▶ **WORK REQUIRED**: Go through the listing and set it down exactly, leaving out its pictures.

▶ **DATA TO USE**:
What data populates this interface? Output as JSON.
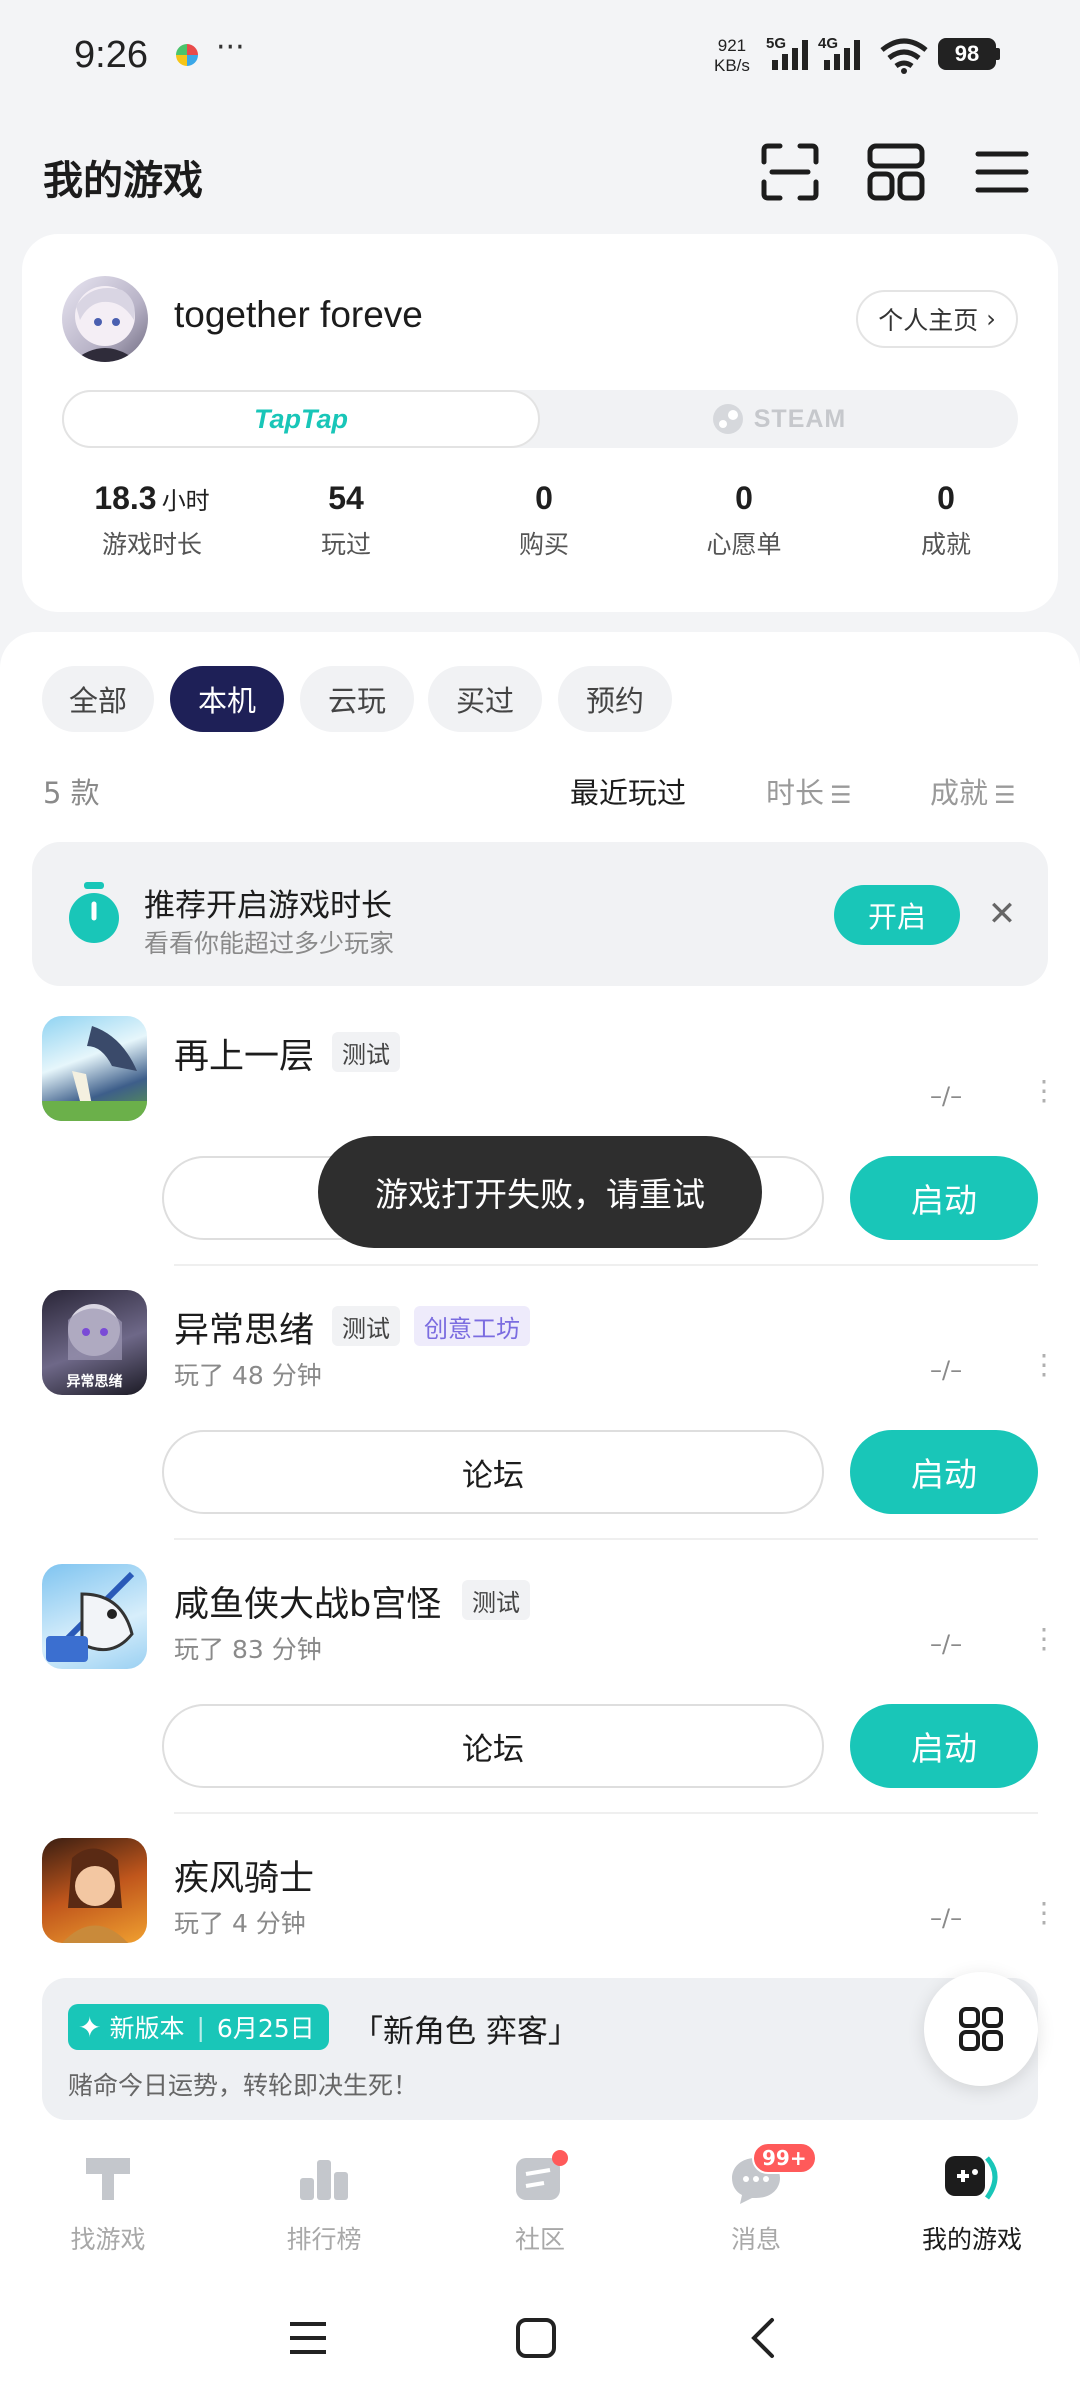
{
  "status": {
    "time": "9:26",
    "net_speed_top": "921",
    "net_speed_unit": "KB/s",
    "sig1": "5G",
    "sig2": "4G",
    "battery": "98"
  },
  "header": {
    "title": "我的游戏"
  },
  "profile": {
    "username": "together foreve",
    "home_button": "个人主页",
    "platforms": [
      "TapTap",
      "STEAM"
    ],
    "stats": [
      {
        "value": "18.3",
        "unit": "小时",
        "label": "游戏时长"
      },
      {
        "value": "54",
        "unit": "",
        "label": "玩过"
      },
      {
        "value": "0",
        "unit": "",
        "label": "购买"
      },
      {
        "value": "0",
        "unit": "",
        "label": "心愿单"
      },
      {
        "value": "0",
        "unit": "",
        "label": "成就"
      }
    ]
  },
  "filters": {
    "chips": [
      "全部",
      "本机",
      "云玩",
      "买过",
      "预约"
    ],
    "active": "本机"
  },
  "list_meta": {
    "count": "5 款",
    "sort_recent": "最近玩过",
    "sort_duration": "时长",
    "sort_achieve": "成就"
  },
  "banner": {
    "title": "推荐开启游戏时长",
    "subtitle": "看看你能超过多少玩家",
    "button": "开启"
  },
  "games": [
    {
      "name": "再上一层",
      "tags": [
        "测试"
      ],
      "playtime": "",
      "rating": "–/–",
      "forum": "论坛",
      "launch": "启动"
    },
    {
      "name": "异常思绪",
      "tags": [
        "测试",
        "创意工坊"
      ],
      "playtime": "玩了 48 分钟",
      "rating": "–/–",
      "forum": "论坛",
      "launch": "启动",
      "icon_text": "异常思绪"
    },
    {
      "name": "咸鱼侠大战b宫怪",
      "tags": [
        "测试"
      ],
      "playtime": "玩了 83 分钟",
      "rating": "–/–",
      "forum": "论坛",
      "launch": "启动"
    },
    {
      "name": "疾风骑士",
      "tags": [],
      "playtime": "玩了 4 分钟",
      "rating": "–/–"
    }
  ],
  "toast": "游戏打开失败，请重试",
  "update": {
    "badge": "新版本",
    "date": "6月25日",
    "title": "「新角色 弈客」",
    "subtitle": "赌命今日运势，转轮即决生死！"
  },
  "bottom_nav": [
    {
      "label": "找游戏"
    },
    {
      "label": "排行榜"
    },
    {
      "label": "社区"
    },
    {
      "label": "消息",
      "badge": "99+"
    },
    {
      "label": "我的游戏"
    }
  ],
  "colors": {
    "accent": "#19c6b8",
    "chip_active": "#1e2057"
  }
}
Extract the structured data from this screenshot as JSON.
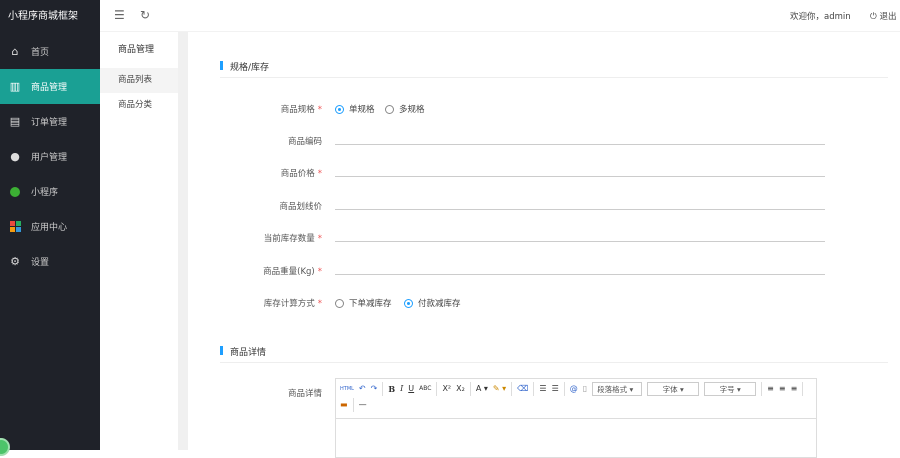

▶ **WRITTEN ANSWER**:
What data populates this interface? Output as JSON.
{
  "status": {
    "time": "9:26",
    "net_speed_top": "921",
    "net_speed_unit": "KB/s",
    "sig1": "5G",
    "sig2": "4G",
    "battery": "98"
  },
  "header": {
    "title": "我的游戏"
  },
  "profile": {
    "username": "together foreve",
    "home_button": "个人主页",
    "platforms": [
      "TapTap",
      "STEAM"
    ],
    "stats": [
      {
        "value": "18.3",
        "unit": "小时",
        "label": "游戏时长"
      },
      {
        "value": "54",
        "unit": "",
        "label": "玩过"
      },
      {
        "value": "0",
        "unit": "",
        "label": "购买"
      },
      {
        "value": "0",
        "unit": "",
        "label": "心愿单"
      },
      {
        "value": "0",
        "unit": "",
        "label": "成就"
      }
    ]
  },
  "filters": {
    "chips": [
      "全部",
      "本机",
      "云玩",
      "买过",
      "预约"
    ],
    "active": "本机"
  },
  "list_meta": {
    "count": "5 款",
    "sort_recent": "最近玩过",
    "sort_duration": "时长",
    "sort_achieve": "成就"
  },
  "banner": {
    "title": "推荐开启游戏时长",
    "subtitle": "看看你能超过多少玩家",
    "button": "开启"
  },
  "games": [
    {
      "name": "再上一层",
      "tags": [
        "测试"
      ],
      "playtime": "",
      "rating": "–/–",
      "forum": "论坛",
      "launch": "启动"
    },
    {
      "name": "异常思绪",
      "tags": [
        "测试",
        "创意工坊"
      ],
      "playtime": "玩了 48 分钟",
      "rating": "–/–",
      "forum": "论坛",
      "launch": "启动",
      "icon_text": "异常思绪"
    },
    {
      "name": "咸鱼侠大战b宫怪",
      "tags": [
        "测试"
      ],
      "playtime": "玩了 83 分钟",
      "rating": "–/–",
      "forum": "论坛",
      "launch": "启动"
    },
    {
      "name": "疾风骑士",
      "tags": [],
      "playtime": "玩了 4 分钟",
      "rating": "–/–"
    }
  ],
  "toast": "游戏打开失败，请重试",
  "update": {
    "badge": "新版本",
    "date": "6月25日",
    "title": "「新角色 弈客」",
    "subtitle": "赌命今日运势，转轮即决生死！"
  },
  "bottom_nav": [
    {
      "label": "找游戏"
    },
    {
      "label": "排行榜"
    },
    {
      "label": "社区"
    },
    {
      "label": "消息",
      "badge": "99+"
    },
    {
      "label": "我的游戏"
    }
  ],
  "colors": {
    "accent": "#19c6b8",
    "chip_active": "#1e2057"
  }
}
Extract the structured data from this screenshot as JSON.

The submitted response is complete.